Objective:
Search the data for the word "JSON" and copy every line where it occurs.

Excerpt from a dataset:
┄┄┄┄┄┄┄┄┄┄
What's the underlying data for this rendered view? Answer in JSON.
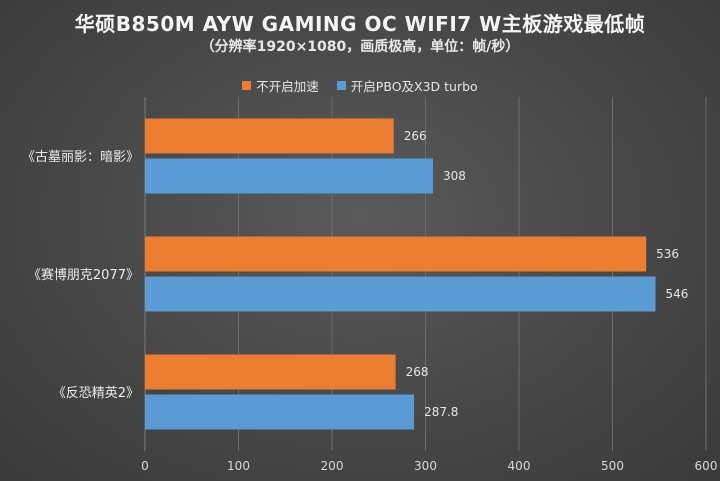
{
  "chart_data": {
    "type": "bar",
    "orientation": "horizontal",
    "title": "华硕B850M AYW GAMING OC WIFI7 W主板游戏最低帧",
    "subtitle": "（分辨率1920×1080，画质极高，单位：帧/秒）",
    "categories": [
      "《古墓丽影：暗影》",
      "《赛博朋克2077》",
      "《反恐精英2》"
    ],
    "series": [
      {
        "name": "不开启加速",
        "color": "#ED7D31",
        "values": [
          266,
          536,
          268
        ],
        "labels": [
          "266",
          "536",
          "268"
        ]
      },
      {
        "name": "开启PBO及X3D turbo",
        "color": "#5B9BD5",
        "values": [
          308,
          546,
          287.8
        ],
        "labels": [
          "308",
          "546",
          "287.8"
        ]
      }
    ],
    "xlim": [
      0,
      600
    ],
    "xticks": [
      0,
      100,
      200,
      300,
      400,
      500,
      600
    ],
    "grid": true,
    "legend_position": "top"
  }
}
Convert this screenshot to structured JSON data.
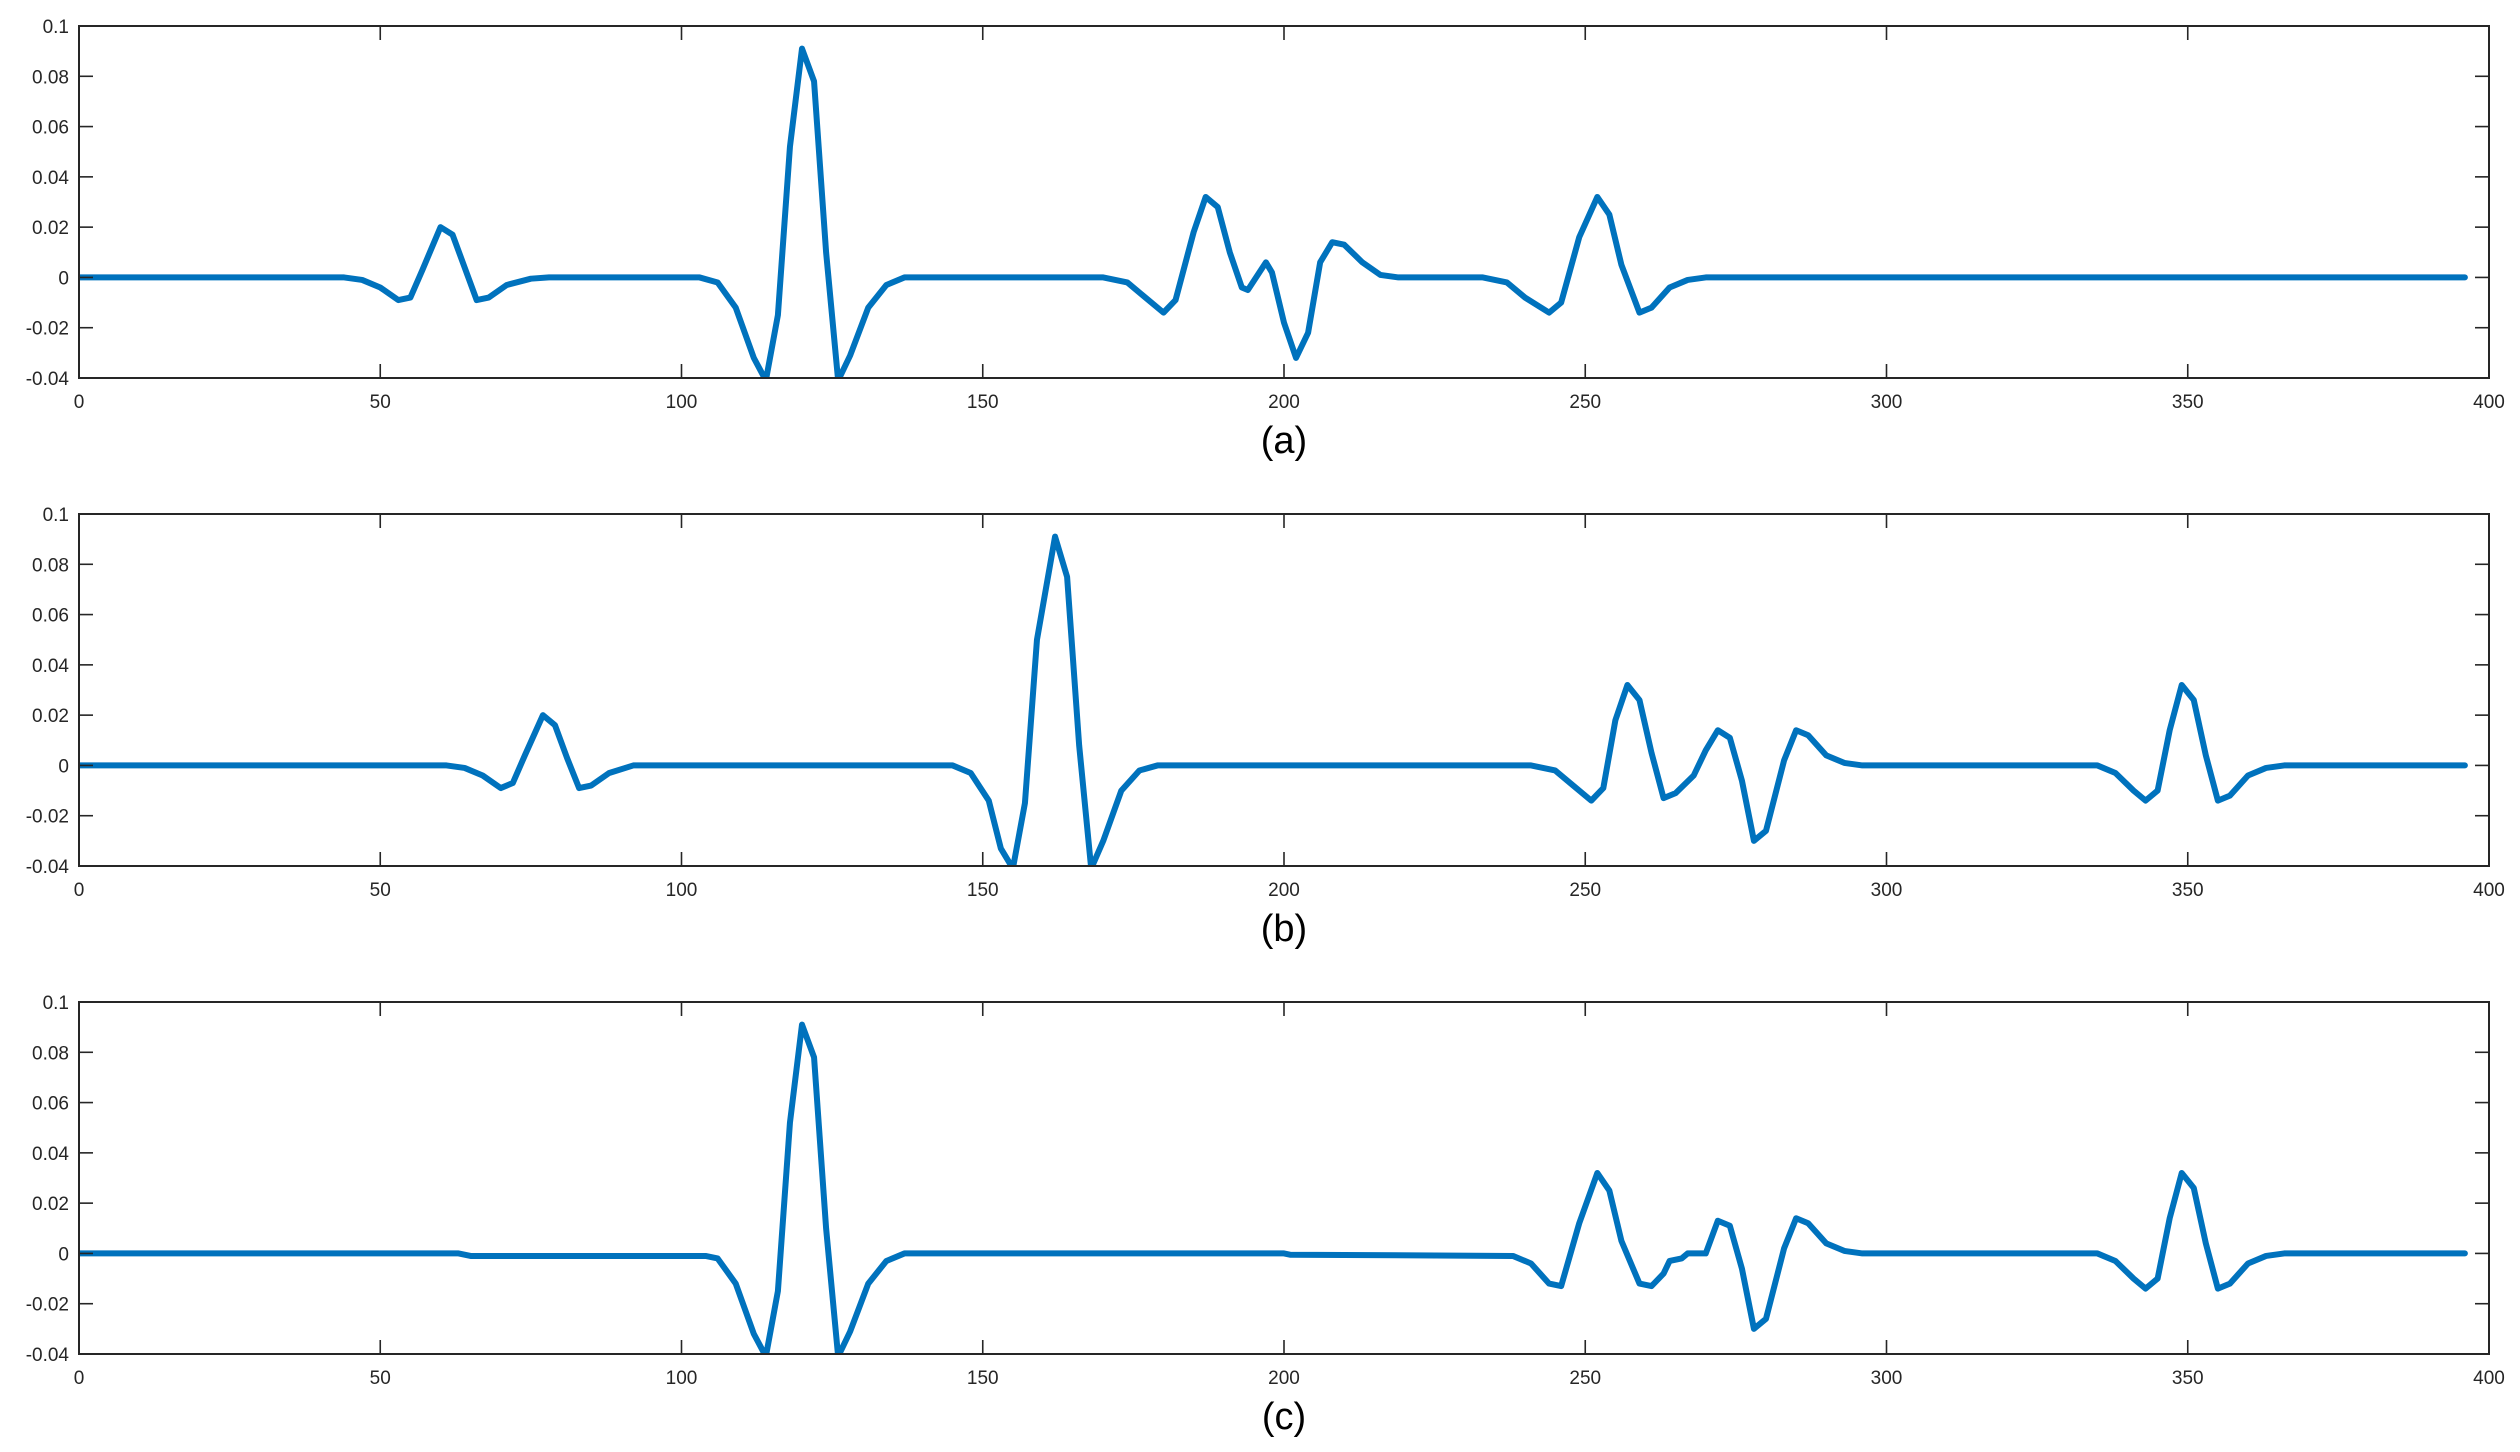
{
  "colors": {
    "series": "#0072BD",
    "axis": "#262626",
    "background": "#ffffff"
  },
  "chart_data": [
    {
      "type": "line",
      "caption": "(a)",
      "xlim": [
        0,
        400
      ],
      "ylim": [
        -0.04,
        0.1
      ],
      "xticks": [
        0,
        50,
        100,
        150,
        200,
        250,
        300,
        350,
        400
      ],
      "yticks": [
        -0.04,
        -0.02,
        0,
        0.02,
        0.04,
        0.06,
        0.08,
        0.1
      ],
      "ytick_labels": [
        "-0.04",
        "-0.02",
        "0",
        "0.02",
        "0.04",
        "0.06",
        "0.08",
        "0.1"
      ],
      "grid": false,
      "series": [
        {
          "values": [
            [
              0,
              0
            ],
            [
              44,
              0
            ],
            [
              47,
              -0.001
            ],
            [
              50,
              -0.004
            ],
            [
              53,
              -0.009
            ],
            [
              55,
              -0.008
            ],
            [
              57,
              0.003
            ],
            [
              60,
              0.02
            ],
            [
              62,
              0.017
            ],
            [
              64,
              0.004
            ],
            [
              66,
              -0.009
            ],
            [
              68,
              -0.008
            ],
            [
              71,
              -0.003
            ],
            [
              75,
              -0.0005
            ],
            [
              78,
              0
            ],
            [
              103,
              0
            ],
            [
              106,
              -0.002
            ],
            [
              109,
              -0.012
            ],
            [
              112,
              -0.032
            ],
            [
              114,
              -0.041
            ],
            [
              116,
              -0.015
            ],
            [
              118,
              0.052
            ],
            [
              120,
              0.091
            ],
            [
              122,
              0.078
            ],
            [
              124,
              0.01
            ],
            [
              126,
              -0.041
            ],
            [
              128,
              -0.031
            ],
            [
              131,
              -0.012
            ],
            [
              134,
              -0.003
            ],
            [
              137,
              0
            ],
            [
              170,
              0
            ],
            [
              174,
              -0.002
            ],
            [
              177,
              -0.008
            ],
            [
              180,
              -0.014
            ],
            [
              182,
              -0.009
            ],
            [
              185,
              0.018
            ],
            [
              187,
              0.032
            ],
            [
              189,
              0.028
            ],
            [
              191,
              0.01
            ],
            [
              193,
              -0.004
            ],
            [
              194,
              -0.005
            ],
            [
              197,
              0.006
            ],
            [
              198,
              0.002
            ],
            [
              200,
              -0.018
            ],
            [
              202,
              -0.032
            ],
            [
              204,
              -0.022
            ],
            [
              206,
              0.006
            ],
            [
              208,
              0.014
            ],
            [
              210,
              0.013
            ],
            [
              213,
              0.006
            ],
            [
              216,
              0.001
            ],
            [
              219,
              0
            ],
            [
              233,
              0
            ],
            [
              237,
              -0.002
            ],
            [
              240,
              -0.008
            ],
            [
              244,
              -0.014
            ],
            [
              246,
              -0.01
            ],
            [
              249,
              0.016
            ],
            [
              252,
              0.032
            ],
            [
              254,
              0.025
            ],
            [
              256,
              0.005
            ],
            [
              259,
              -0.014
            ],
            [
              261,
              -0.012
            ],
            [
              264,
              -0.004
            ],
            [
              267,
              -0.001
            ],
            [
              270,
              0
            ],
            [
              396,
              0
            ]
          ]
        }
      ]
    },
    {
      "type": "line",
      "caption": "(b)",
      "xlim": [
        0,
        400
      ],
      "ylim": [
        -0.04,
        0.1
      ],
      "xticks": [
        0,
        50,
        100,
        150,
        200,
        250,
        300,
        350,
        400
      ],
      "yticks": [
        -0.04,
        -0.02,
        0,
        0.02,
        0.04,
        0.06,
        0.08,
        0.1
      ],
      "ytick_labels": [
        "-0.04",
        "-0.02",
        "0",
        "0.02",
        "0.04",
        "0.06",
        "0.08",
        "0.1"
      ],
      "grid": false,
      "series": [
        {
          "values": [
            [
              0,
              0
            ],
            [
              61,
              0
            ],
            [
              64,
              -0.001
            ],
            [
              67,
              -0.004
            ],
            [
              70,
              -0.009
            ],
            [
              72,
              -0.007
            ],
            [
              74,
              0.004
            ],
            [
              77,
              0.02
            ],
            [
              79,
              0.016
            ],
            [
              81,
              0.003
            ],
            [
              83,
              -0.009
            ],
            [
              85,
              -0.008
            ],
            [
              88,
              -0.003
            ],
            [
              92,
              0
            ],
            [
              145,
              0
            ],
            [
              148,
              -0.003
            ],
            [
              151,
              -0.014
            ],
            [
              153,
              -0.033
            ],
            [
              155,
              -0.041
            ],
            [
              157,
              -0.015
            ],
            [
              159,
              0.05
            ],
            [
              162,
              0.091
            ],
            [
              164,
              0.075
            ],
            [
              166,
              0.008
            ],
            [
              168,
              -0.041
            ],
            [
              170,
              -0.03
            ],
            [
              173,
              -0.01
            ],
            [
              176,
              -0.002
            ],
            [
              179,
              0
            ],
            [
              241,
              0
            ],
            [
              245,
              -0.002
            ],
            [
              248,
              -0.008
            ],
            [
              251,
              -0.014
            ],
            [
              253,
              -0.009
            ],
            [
              255,
              0.018
            ],
            [
              257,
              0.032
            ],
            [
              259,
              0.026
            ],
            [
              261,
              0.005
            ],
            [
              263,
              -0.013
            ],
            [
              265,
              -0.011
            ],
            [
              268,
              -0.004
            ],
            [
              270,
              0.006
            ],
            [
              272,
              0.014
            ],
            [
              274,
              0.011
            ],
            [
              276,
              -0.006
            ],
            [
              278,
              -0.03
            ],
            [
              280,
              -0.026
            ],
            [
              283,
              0.002
            ],
            [
              285,
              0.014
            ],
            [
              287,
              0.012
            ],
            [
              290,
              0.004
            ],
            [
              293,
              0.001
            ],
            [
              296,
              0
            ],
            [
              335,
              0
            ],
            [
              338,
              -0.003
            ],
            [
              341,
              -0.01
            ],
            [
              343,
              -0.014
            ],
            [
              345,
              -0.01
            ],
            [
              347,
              0.014
            ],
            [
              349,
              0.032
            ],
            [
              351,
              0.026
            ],
            [
              353,
              0.004
            ],
            [
              355,
              -0.014
            ],
            [
              357,
              -0.012
            ],
            [
              360,
              -0.004
            ],
            [
              363,
              -0.001
            ],
            [
              366,
              0
            ],
            [
              396,
              0
            ]
          ]
        }
      ]
    },
    {
      "type": "line",
      "caption": "(c)",
      "xlim": [
        0,
        400
      ],
      "ylim": [
        -0.04,
        0.1
      ],
      "xticks": [
        0,
        50,
        100,
        150,
        200,
        250,
        300,
        350,
        400
      ],
      "yticks": [
        -0.04,
        -0.02,
        0,
        0.02,
        0.04,
        0.06,
        0.08,
        0.1
      ],
      "ytick_labels": [
        "-0.04",
        "-0.02",
        "0",
        "0.02",
        "0.04",
        "0.06",
        "0.08",
        "0.1"
      ],
      "grid": false,
      "series": [
        {
          "values": [
            [
              0,
              0
            ],
            [
              63,
              0
            ],
            [
              65,
              -0.001
            ],
            [
              104,
              -0.001
            ],
            [
              106,
              -0.002
            ],
            [
              109,
              -0.012
            ],
            [
              112,
              -0.032
            ],
            [
              114,
              -0.041
            ],
            [
              116,
              -0.015
            ],
            [
              118,
              0.052
            ],
            [
              120,
              0.091
            ],
            [
              122,
              0.078
            ],
            [
              124,
              0.01
            ],
            [
              126,
              -0.041
            ],
            [
              128,
              -0.031
            ],
            [
              131,
              -0.012
            ],
            [
              134,
              -0.003
            ],
            [
              137,
              0
            ],
            [
              200,
              0
            ],
            [
              201,
              -0.0005
            ],
            [
              238,
              -0.001
            ],
            [
              241,
              -0.004
            ],
            [
              244,
              -0.012
            ],
            [
              246,
              -0.013
            ],
            [
              249,
              0.012
            ],
            [
              252,
              0.032
            ],
            [
              254,
              0.025
            ],
            [
              256,
              0.005
            ],
            [
              259,
              -0.012
            ],
            [
              261,
              -0.013
            ],
            [
              263,
              -0.008
            ],
            [
              264,
              -0.003
            ],
            [
              266,
              -0.002
            ],
            [
              267,
              0
            ],
            [
              270,
              0
            ],
            [
              272,
              0.013
            ],
            [
              274,
              0.011
            ],
            [
              276,
              -0.006
            ],
            [
              278,
              -0.03
            ],
            [
              280,
              -0.026
            ],
            [
              283,
              0.002
            ],
            [
              285,
              0.014
            ],
            [
              287,
              0.012
            ],
            [
              290,
              0.004
            ],
            [
              293,
              0.001
            ],
            [
              296,
              0
            ],
            [
              335,
              0
            ],
            [
              338,
              -0.003
            ],
            [
              341,
              -0.01
            ],
            [
              343,
              -0.014
            ],
            [
              345,
              -0.01
            ],
            [
              347,
              0.014
            ],
            [
              349,
              0.032
            ],
            [
              351,
              0.026
            ],
            [
              353,
              0.004
            ],
            [
              355,
              -0.014
            ],
            [
              357,
              -0.012
            ],
            [
              360,
              -0.004
            ],
            [
              363,
              -0.001
            ],
            [
              366,
              0
            ],
            [
              396,
              0
            ]
          ]
        }
      ]
    }
  ]
}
┄┄┄┄┄┄┄┄┄┄
Correct result:
What's the underlying data for this rendered view? Answer in JSON.
Convert this screenshot to structured JSON data.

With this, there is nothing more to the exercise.